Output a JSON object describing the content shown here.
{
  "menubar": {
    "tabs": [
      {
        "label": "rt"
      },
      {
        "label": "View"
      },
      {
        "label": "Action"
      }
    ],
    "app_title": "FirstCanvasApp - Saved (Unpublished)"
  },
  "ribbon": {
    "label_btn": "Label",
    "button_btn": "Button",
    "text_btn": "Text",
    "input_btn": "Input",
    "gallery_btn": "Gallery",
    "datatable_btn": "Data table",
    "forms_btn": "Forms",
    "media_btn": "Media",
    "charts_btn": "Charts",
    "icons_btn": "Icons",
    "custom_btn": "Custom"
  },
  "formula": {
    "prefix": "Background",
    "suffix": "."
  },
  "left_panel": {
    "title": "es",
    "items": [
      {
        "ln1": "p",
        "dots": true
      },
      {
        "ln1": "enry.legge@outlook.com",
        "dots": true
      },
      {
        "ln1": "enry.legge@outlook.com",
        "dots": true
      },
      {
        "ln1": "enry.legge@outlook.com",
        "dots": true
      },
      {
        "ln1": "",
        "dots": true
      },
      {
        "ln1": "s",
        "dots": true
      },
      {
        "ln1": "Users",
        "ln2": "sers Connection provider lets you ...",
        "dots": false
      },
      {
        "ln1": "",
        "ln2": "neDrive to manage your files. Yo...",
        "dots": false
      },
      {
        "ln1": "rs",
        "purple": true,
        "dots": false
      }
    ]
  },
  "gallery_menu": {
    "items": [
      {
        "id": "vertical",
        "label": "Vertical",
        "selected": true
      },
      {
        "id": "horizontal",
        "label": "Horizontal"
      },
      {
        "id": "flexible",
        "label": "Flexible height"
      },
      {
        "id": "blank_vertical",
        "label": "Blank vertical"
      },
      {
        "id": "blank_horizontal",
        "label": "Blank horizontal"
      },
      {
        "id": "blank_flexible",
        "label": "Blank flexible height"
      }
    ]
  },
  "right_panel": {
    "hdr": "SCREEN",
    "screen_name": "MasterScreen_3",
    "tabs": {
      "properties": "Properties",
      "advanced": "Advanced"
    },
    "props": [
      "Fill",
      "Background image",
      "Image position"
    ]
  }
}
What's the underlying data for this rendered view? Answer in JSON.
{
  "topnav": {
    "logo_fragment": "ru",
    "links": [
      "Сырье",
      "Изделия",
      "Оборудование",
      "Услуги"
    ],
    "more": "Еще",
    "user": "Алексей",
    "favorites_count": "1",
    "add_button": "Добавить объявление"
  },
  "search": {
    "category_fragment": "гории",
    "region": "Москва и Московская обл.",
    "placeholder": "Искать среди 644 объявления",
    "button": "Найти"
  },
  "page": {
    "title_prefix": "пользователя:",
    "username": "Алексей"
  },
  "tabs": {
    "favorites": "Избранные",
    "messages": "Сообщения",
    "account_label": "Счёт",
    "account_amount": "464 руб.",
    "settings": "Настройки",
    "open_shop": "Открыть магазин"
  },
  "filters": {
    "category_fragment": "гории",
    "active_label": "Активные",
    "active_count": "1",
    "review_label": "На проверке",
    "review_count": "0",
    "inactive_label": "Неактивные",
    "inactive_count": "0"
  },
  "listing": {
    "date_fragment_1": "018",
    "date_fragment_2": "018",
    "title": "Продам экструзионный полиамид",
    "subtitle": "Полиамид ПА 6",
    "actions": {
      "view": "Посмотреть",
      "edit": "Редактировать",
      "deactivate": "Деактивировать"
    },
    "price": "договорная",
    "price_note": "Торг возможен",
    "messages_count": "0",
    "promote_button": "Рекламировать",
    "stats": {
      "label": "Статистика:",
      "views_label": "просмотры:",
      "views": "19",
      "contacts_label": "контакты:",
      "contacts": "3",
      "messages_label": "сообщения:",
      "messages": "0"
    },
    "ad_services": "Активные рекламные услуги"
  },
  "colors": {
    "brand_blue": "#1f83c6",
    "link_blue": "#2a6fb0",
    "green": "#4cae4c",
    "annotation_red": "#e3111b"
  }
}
◆ ◆ ◆ ◆ ◆ ◆ ◆
WHAT IS BEING ASKED: Please set down the whole listing above without altering a single line.

SOLUTION FOR THIS TASK:
Output a JSON object describing the content shown here.
{
  "menubar": {
    "tabs": [
      {
        "label": "rt"
      },
      {
        "label": "View"
      },
      {
        "label": "Action"
      }
    ],
    "app_title": "FirstCanvasApp - Saved (Unpublished)"
  },
  "ribbon": {
    "label_btn": "Label",
    "button_btn": "Button",
    "text_btn": "Text",
    "input_btn": "Input",
    "gallery_btn": "Gallery",
    "datatable_btn": "Data table",
    "forms_btn": "Forms",
    "media_btn": "Media",
    "charts_btn": "Charts",
    "icons_btn": "Icons",
    "custom_btn": "Custom"
  },
  "formula": {
    "prefix": "Background",
    "suffix": "."
  },
  "left_panel": {
    "title": "es",
    "items": [
      {
        "ln1": "p",
        "dots": true
      },
      {
        "ln1": "enry.legge@outlook.com",
        "dots": true
      },
      {
        "ln1": "enry.legge@outlook.com",
        "dots": true
      },
      {
        "ln1": "enry.legge@outlook.com",
        "dots": true
      },
      {
        "ln1": "",
        "dots": true
      },
      {
        "ln1": "s",
        "dots": true
      },
      {
        "ln1": "Users",
        "ln2": "sers Connection provider lets you ...",
        "dots": false
      },
      {
        "ln1": "",
        "ln2": "neDrive to manage your files. Yo...",
        "dots": false
      },
      {
        "ln1": "rs",
        "purple": true,
        "dots": false
      }
    ]
  },
  "gallery_menu": {
    "items": [
      {
        "id": "vertical",
        "label": "Vertical",
        "selected": true
      },
      {
        "id": "horizontal",
        "label": "Horizontal"
      },
      {
        "id": "flexible",
        "label": "Flexible height"
      },
      {
        "id": "blank_vertical",
        "label": "Blank vertical"
      },
      {
        "id": "blank_horizontal",
        "label": "Blank horizontal"
      },
      {
        "id": "blank_flexible",
        "label": "Blank flexible height"
      }
    ]
  },
  "right_panel": {
    "hdr": "SCREEN",
    "screen_name": "MasterScreen_3",
    "tabs": {
      "properties": "Properties",
      "advanced": "Advanced"
    },
    "props": [
      "Fill",
      "Background image",
      "Image position"
    ]
  }
}
What's the underlying data for this rendered view? Answer in JSON.
{
  "topnav": {
    "logo_fragment": "ru",
    "links": [
      "Сырье",
      "Изделия",
      "Оборудование",
      "Услуги"
    ],
    "more": "Еще",
    "user": "Алексей",
    "favorites_count": "1",
    "add_button": "Добавить объявление"
  },
  "search": {
    "category_fragment": "гории",
    "region": "Москва и Московская обл.",
    "placeholder": "Искать среди 644 объявления",
    "button": "Найти"
  },
  "page": {
    "title_prefix": "пользователя:",
    "username": "Алексей"
  },
  "tabs": {
    "favorites": "Избранные",
    "messages": "Сообщения",
    "account_label": "Счёт",
    "account_amount": "464 руб.",
    "settings": "Настройки",
    "open_shop": "Открыть магазин"
  },
  "filters": {
    "category_fragment": "гории",
    "active_label": "Активные",
    "active_count": "1",
    "review_label": "На проверке",
    "review_count": "0",
    "inactive_label": "Неактивные",
    "inactive_count": "0"
  },
  "listing": {
    "date_fragment_1": "018",
    "date_fragment_2": "018",
    "title": "Продам экструзионный полиамид",
    "subtitle": "Полиамид ПА 6",
    "actions": {
      "view": "Посмотреть",
      "edit": "Редактировать",
      "deactivate": "Деактивировать"
    },
    "price": "договорная",
    "price_note": "Торг возможен",
    "messages_count": "0",
    "promote_button": "Рекламировать",
    "stats": {
      "label": "Статистика:",
      "views_label": "просмотры:",
      "views": "19",
      "contacts_label": "контакты:",
      "contacts": "3",
      "messages_label": "сообщения:",
      "messages": "0"
    },
    "ad_services": "Активные рекламные услуги"
  },
  "colors": {
    "brand_blue": "#1f83c6",
    "link_blue": "#2a6fb0",
    "green": "#4cae4c",
    "annotation_red": "#e3111b"
  }
}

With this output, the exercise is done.